╭─ Excerpt provided
Re: New WAL code dumps core trivially on replay of bad data

From: Andres Freund <andres(at)2ndquadrant(dot)com>
To: pgsql-hackers(at)postgresql(dot)org
Cc: Tom Lane <tgl(at)sss(dot)pgh(dot)pa(dot)us>, Heikki Linnakangas <heikki(dot)linnakangas(at)enterprisedb(dot)com>, Amit kapila <amit(dot)kapila(at)huawei(dot)com>
Subject: Re: New WAL code dumps core trivially on replay of bad data
Date: 2012-08-20 14:07:48
Message-ID: 201208201607.48821.andres@2ndquadrant.com
Views: Raw Message | Whole Thread | Download mbox | Resend email
Thread:
Lists: pgsql-hackers

On Monday, August 20, 2012 04:04:52 PM Tom Lane wrote:
> Heikki Linnakangas <heikki(dot)linnakangas(at)enterprisedb(dot)com> writes:
> > On 18.08.2012 08:52, Amit kapila wrote:
> >> I think that missing check of total length has caused this problem.
> >> However now this check will be different.
> >
> > That check still exists, in ValidXLogRecordHeader(). However, we now
> > allocate the buffer for the whole record before that check, based on
> > xl_tot_len, if the record header is split across pages. The theory in
> > allocating the buffer is that a bogus xl_tot_len field will cause the
> > malloc() to fail, returning NULL, and we treat that the same as a broken
> > header.
╰─
╭─ Extracted records
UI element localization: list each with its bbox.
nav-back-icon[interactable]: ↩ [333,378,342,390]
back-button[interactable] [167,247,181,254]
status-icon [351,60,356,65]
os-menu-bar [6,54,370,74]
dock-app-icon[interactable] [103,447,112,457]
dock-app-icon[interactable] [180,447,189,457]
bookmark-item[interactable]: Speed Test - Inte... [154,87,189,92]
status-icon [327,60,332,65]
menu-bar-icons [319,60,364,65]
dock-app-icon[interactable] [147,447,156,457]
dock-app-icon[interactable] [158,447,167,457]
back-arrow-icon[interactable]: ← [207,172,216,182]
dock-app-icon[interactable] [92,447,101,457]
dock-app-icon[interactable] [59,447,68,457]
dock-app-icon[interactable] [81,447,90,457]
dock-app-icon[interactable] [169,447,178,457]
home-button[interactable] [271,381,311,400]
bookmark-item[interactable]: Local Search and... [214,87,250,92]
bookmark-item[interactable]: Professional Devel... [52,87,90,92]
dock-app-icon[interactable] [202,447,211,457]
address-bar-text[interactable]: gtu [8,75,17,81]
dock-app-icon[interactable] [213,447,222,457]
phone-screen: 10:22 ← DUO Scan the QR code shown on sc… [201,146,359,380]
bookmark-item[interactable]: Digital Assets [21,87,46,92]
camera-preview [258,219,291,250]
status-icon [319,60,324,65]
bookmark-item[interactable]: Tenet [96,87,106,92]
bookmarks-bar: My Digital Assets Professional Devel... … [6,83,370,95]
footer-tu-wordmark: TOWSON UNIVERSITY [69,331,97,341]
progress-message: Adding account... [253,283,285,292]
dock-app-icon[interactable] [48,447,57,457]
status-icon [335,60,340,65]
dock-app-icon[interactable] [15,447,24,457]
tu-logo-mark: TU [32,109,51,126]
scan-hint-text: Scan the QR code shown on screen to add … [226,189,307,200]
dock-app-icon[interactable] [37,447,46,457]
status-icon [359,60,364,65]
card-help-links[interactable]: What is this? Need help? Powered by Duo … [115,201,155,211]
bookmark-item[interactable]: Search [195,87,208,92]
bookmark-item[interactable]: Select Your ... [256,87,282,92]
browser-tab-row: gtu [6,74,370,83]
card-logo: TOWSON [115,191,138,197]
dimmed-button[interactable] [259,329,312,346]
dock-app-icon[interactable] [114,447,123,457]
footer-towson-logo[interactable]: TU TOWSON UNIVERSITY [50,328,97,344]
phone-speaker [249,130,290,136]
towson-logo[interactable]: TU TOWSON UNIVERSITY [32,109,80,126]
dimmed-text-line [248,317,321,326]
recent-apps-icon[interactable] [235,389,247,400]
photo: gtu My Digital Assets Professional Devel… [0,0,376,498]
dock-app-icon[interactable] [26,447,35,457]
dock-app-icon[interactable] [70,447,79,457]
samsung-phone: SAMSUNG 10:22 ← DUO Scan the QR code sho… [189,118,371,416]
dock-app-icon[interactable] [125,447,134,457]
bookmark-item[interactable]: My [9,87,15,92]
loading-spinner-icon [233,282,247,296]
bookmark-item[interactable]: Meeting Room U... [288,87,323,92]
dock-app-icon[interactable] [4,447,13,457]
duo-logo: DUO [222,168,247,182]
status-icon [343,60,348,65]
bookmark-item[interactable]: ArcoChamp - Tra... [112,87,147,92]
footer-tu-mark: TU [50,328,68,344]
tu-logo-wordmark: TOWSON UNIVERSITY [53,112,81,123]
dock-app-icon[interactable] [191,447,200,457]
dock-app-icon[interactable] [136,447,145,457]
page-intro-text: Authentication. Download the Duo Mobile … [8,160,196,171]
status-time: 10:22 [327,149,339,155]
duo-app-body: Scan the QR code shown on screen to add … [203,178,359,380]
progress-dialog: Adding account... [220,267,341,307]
╰─
(Task list):
• 1. Answer these about the mailing-list message on WAL replay:
(a) On what date was the message sent?
(b) In which function does the total-length check still exist?
(c) According to the theory described, what should a bogus xl_tot_len field cause?
• 2. Repeat the passage of the WAL replay message that starts at the words "From: Andres Freund" and ends after "caused this problem.".
• 3. Go on with the mailing-list message on WAL replay, picking up after its last line.

(Outputs):
• 1.
(a) 2012-08-20 (at 14:07:48).
(b) ValidXLogRecordHeader().
(c) It should cause the malloc() to fail, returning NULL.

• 2.
From: Andres Freund <andres(at)2ndquadrant(dot)com>
To: pgsql-hackers(at)postgresql(dot)org
Cc: Tom Lane <tgl(at)sss(dot)pgh(dot)pa(dot)us>, Heikki Linnakangas <heikki(dot)linnakangas(at)enterprisedb(dot)com>, Amit kapila <amit(dot)kapila(at)huawei(dot)com>
Subject: Re: New WAL code dumps core trivially on replay of bad data
Date: 2012-08-20 14:07:48
Message-ID: 201208201607.48821.andres@2ndquadrant.com
Views: Raw Message | Whole Thread | Download mbox | Resend email
Thread:
Lists: pgsql-hackers

On Monday, August 20, 2012 04:04:52 PM Tom Lane wrote:
> Heikki Linnakangas <heikki(dot)linnakangas(at)enterprisedb(dot)com> writes:
> > On 18.08.2012 08:52, Amit kapila wrote:
> >> I think that missing check of total length has caused this problem.

• 3.
>
> Uh, no, you misread it. xl_tot_len is *zero* in this example. The
> problem is that RecordIsValid believes xl_len (and backup block size)
> even when it exceeds xl_tot_len.
>
> > I think we need to delay the allocation of the record buffer. We need to
> > read and validate the whole record header first, like we did before,
> > before we trust xl_tot_len enough to call malloc() with it. I'll take a
> > shot at doing that.
>
> I don't believe this theory at all. Overcommit applies to writing on
> pages that were formerly shared with the parent process --- it should
> not have anything to do with malloc'ing new space. But anyway, this
> is not what happened in my example.
If the memory is big enough (128kb) it will be mmap'ed into place. In that
case overcommiting applies before the pages have been brought in.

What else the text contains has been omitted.